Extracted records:
■ ■ ■ ■ ■
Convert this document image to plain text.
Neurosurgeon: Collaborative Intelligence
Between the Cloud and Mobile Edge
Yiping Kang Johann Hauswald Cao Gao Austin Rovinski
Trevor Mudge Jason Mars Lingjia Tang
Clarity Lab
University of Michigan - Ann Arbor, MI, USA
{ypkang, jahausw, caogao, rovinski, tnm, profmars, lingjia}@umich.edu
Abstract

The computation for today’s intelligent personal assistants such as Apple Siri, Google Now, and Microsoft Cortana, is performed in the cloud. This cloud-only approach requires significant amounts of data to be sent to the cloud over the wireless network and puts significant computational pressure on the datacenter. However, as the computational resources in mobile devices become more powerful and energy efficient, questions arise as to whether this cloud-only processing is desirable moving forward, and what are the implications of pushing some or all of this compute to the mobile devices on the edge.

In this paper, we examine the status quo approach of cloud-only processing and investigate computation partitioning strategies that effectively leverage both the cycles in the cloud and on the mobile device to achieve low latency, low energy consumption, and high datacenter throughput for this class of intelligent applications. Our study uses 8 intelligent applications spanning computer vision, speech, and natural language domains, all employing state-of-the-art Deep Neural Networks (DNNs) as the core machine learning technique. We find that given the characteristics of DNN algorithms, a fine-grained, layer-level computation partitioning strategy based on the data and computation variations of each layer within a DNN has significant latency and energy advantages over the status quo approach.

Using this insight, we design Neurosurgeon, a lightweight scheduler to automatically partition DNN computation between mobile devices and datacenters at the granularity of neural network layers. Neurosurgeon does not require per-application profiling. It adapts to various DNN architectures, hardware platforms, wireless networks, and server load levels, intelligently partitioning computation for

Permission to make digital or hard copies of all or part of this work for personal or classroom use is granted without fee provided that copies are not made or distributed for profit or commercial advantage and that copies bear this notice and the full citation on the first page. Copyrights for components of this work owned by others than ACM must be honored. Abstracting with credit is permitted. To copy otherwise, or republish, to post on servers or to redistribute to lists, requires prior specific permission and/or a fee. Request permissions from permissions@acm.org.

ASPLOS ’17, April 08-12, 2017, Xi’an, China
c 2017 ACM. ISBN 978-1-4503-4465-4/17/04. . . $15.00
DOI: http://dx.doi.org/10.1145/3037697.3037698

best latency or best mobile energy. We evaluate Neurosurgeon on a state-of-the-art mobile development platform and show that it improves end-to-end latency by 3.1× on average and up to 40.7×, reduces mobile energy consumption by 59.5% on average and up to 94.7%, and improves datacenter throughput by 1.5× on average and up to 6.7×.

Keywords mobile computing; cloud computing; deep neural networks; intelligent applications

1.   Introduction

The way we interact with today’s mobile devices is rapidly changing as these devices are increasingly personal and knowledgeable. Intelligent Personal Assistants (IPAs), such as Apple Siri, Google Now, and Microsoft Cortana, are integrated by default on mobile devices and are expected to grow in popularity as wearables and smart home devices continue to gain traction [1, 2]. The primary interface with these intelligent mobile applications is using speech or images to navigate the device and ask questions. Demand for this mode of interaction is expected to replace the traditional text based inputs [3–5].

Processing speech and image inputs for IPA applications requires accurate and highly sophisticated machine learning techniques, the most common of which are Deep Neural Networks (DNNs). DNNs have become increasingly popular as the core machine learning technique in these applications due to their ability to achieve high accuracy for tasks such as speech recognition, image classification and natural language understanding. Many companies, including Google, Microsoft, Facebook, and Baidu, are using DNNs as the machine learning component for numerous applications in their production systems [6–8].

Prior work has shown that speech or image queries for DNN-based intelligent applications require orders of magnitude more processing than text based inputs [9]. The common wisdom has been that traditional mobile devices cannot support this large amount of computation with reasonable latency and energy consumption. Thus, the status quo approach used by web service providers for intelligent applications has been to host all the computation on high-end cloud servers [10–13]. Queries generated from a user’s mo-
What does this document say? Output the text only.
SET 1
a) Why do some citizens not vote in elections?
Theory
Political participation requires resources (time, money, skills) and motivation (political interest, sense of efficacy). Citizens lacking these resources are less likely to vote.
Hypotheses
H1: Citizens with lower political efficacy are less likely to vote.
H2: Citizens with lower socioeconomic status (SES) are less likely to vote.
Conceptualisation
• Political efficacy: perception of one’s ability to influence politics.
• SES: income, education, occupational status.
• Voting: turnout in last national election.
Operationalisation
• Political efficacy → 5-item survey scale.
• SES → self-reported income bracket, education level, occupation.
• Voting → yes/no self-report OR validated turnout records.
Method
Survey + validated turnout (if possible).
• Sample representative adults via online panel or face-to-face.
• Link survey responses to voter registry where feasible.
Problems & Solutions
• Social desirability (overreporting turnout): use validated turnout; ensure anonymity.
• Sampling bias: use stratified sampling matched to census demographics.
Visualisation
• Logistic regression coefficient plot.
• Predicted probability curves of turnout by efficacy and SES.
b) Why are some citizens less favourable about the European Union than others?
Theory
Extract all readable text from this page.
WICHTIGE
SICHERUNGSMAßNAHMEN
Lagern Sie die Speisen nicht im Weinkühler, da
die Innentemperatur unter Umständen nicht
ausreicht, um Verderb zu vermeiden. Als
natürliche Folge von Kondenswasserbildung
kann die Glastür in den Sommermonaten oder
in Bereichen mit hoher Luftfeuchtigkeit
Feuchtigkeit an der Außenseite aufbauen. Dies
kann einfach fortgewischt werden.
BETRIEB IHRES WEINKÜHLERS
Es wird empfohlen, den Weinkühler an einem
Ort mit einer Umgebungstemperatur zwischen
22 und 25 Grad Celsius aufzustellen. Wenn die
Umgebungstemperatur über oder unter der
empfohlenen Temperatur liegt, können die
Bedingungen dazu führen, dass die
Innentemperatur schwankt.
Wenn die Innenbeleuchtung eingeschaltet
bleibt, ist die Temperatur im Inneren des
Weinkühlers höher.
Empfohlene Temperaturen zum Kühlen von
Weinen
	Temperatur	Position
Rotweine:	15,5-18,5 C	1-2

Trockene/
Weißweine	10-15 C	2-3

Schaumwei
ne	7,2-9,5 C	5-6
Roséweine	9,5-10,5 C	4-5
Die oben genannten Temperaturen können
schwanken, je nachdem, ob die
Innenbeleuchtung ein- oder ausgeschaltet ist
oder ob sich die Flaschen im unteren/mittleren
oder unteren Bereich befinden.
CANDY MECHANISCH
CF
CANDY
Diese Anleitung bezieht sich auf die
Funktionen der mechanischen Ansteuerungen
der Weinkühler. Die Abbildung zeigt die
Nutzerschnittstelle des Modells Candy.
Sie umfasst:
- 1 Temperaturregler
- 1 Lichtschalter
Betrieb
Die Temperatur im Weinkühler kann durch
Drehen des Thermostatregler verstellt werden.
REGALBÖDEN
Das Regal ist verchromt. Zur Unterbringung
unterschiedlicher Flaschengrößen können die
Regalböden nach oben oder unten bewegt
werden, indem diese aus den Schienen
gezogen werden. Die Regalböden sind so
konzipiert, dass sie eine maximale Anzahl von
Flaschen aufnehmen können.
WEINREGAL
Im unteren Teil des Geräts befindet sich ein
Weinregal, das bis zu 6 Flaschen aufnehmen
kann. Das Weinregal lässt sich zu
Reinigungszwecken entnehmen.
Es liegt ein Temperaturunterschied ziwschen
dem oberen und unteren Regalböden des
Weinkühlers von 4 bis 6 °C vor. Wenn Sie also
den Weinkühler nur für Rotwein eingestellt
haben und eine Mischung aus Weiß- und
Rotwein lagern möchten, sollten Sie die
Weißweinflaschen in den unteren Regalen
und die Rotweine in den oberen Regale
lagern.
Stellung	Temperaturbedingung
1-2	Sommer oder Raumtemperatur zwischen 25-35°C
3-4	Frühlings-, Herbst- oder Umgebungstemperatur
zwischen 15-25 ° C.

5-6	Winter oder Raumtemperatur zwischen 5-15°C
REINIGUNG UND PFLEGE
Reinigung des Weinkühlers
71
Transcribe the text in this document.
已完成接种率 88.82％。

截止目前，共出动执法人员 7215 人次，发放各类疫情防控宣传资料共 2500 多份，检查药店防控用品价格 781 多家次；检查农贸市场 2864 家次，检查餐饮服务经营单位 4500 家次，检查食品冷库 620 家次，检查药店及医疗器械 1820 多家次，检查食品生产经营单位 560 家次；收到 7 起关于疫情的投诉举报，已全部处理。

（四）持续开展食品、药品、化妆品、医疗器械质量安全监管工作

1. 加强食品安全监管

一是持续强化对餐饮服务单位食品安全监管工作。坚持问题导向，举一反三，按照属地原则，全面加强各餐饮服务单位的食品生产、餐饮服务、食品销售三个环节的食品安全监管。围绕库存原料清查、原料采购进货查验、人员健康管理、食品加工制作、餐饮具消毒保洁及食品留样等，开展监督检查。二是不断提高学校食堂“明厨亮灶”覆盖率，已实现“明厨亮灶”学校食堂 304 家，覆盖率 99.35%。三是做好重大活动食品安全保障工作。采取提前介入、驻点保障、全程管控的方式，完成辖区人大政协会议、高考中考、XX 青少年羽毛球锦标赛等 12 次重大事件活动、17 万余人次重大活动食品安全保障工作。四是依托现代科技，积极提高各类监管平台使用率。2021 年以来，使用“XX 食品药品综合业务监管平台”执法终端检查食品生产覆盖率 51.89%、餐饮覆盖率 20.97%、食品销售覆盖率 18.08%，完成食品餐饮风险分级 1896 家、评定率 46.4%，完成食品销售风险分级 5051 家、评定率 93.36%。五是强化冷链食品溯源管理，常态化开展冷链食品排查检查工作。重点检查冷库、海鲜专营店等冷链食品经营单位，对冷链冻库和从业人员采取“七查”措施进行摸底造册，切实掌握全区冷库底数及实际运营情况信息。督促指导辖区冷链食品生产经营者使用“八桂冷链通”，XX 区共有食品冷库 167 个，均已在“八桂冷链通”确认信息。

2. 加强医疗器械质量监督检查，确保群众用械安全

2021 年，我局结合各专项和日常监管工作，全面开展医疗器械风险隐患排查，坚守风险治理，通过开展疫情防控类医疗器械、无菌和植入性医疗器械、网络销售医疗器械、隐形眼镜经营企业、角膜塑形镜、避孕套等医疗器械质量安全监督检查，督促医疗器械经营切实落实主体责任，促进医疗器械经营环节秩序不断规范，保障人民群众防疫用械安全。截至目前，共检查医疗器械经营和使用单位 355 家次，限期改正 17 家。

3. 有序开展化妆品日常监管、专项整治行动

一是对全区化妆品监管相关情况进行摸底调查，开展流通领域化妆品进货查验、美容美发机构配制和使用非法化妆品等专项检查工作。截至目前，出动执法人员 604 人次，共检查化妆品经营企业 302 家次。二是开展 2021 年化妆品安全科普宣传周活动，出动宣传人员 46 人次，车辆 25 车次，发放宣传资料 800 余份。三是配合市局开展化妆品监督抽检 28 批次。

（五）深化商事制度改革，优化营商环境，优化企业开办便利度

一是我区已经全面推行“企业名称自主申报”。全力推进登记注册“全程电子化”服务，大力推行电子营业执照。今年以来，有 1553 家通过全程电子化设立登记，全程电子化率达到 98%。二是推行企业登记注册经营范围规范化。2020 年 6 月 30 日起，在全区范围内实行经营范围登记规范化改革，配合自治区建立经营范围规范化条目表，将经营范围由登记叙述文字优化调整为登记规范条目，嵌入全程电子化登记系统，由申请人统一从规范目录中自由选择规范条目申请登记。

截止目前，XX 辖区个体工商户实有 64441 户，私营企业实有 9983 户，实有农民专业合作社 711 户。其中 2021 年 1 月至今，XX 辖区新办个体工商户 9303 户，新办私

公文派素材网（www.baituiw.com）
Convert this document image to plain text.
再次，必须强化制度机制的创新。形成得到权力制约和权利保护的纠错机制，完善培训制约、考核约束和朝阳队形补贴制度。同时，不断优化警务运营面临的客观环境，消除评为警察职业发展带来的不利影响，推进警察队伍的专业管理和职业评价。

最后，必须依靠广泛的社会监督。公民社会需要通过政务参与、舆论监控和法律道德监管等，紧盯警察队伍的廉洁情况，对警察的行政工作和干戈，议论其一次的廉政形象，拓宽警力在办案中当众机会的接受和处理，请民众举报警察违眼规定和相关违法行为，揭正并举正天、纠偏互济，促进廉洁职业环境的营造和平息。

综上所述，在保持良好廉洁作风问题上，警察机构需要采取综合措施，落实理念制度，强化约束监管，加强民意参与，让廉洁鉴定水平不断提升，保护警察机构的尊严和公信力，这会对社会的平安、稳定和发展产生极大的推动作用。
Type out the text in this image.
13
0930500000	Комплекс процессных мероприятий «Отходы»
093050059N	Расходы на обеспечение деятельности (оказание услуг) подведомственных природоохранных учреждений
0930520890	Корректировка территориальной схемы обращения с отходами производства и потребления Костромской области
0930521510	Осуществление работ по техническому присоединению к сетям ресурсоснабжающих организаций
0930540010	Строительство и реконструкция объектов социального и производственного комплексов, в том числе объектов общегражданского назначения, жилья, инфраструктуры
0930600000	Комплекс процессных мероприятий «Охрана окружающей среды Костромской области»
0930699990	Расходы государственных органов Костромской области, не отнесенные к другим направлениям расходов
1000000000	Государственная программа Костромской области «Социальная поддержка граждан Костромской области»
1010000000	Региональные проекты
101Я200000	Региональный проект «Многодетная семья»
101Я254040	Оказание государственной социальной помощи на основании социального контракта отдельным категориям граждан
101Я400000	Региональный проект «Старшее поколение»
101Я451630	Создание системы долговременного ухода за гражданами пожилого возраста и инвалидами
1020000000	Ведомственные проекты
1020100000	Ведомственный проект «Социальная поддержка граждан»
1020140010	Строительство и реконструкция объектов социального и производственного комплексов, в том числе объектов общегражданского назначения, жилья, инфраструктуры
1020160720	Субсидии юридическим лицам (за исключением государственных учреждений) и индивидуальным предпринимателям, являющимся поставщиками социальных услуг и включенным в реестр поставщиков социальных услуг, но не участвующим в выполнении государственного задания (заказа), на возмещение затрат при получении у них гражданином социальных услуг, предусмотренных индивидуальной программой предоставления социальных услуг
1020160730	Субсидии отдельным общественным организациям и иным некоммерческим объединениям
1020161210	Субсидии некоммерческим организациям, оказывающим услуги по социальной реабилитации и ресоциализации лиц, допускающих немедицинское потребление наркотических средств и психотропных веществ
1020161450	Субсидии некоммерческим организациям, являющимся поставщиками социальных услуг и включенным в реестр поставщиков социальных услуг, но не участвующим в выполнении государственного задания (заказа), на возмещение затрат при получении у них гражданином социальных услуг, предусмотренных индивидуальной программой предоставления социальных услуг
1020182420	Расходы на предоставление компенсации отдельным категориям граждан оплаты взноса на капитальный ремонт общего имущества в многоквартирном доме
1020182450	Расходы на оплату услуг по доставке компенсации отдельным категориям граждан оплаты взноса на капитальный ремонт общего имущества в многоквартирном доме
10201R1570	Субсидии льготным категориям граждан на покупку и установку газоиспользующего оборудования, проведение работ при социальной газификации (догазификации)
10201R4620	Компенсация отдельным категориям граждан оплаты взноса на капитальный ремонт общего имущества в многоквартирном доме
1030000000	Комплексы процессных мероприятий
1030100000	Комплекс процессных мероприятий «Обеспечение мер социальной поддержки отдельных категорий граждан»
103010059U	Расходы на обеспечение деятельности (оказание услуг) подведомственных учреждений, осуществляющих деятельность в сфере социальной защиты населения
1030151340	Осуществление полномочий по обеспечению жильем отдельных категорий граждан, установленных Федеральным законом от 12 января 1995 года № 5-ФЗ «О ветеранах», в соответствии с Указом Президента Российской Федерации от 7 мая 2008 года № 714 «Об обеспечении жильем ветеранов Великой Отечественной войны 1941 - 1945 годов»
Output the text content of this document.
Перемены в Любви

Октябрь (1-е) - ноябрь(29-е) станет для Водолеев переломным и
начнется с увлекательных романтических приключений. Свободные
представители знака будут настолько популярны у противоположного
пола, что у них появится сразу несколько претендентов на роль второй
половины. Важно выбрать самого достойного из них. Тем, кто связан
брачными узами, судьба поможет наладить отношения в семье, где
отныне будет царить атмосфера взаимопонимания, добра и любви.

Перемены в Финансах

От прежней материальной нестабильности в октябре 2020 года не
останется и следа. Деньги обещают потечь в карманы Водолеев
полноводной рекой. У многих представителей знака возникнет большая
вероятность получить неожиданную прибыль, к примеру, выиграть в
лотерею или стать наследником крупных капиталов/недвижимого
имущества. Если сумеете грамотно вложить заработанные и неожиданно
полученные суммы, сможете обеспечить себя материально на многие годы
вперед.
■ ■ ■ ■ ■
Pull out every line of the records that includes the string "капитальный".

1020182420	Расходы на предоставление компенсации отдельным категориям граждан оплаты взноса на капитальный ремонт общего имущества в многоквартирном доме
1020182450	Расходы на оплату услуг по доставке компенсации отдельным категориям граждан оплаты взноса на капитальный ремонт общего имущества в многоквартирном доме
10201R4620	Компенсация отдельным категориям граждан оплаты взноса на капитальный ремонт общего имущества в многоквартирном доме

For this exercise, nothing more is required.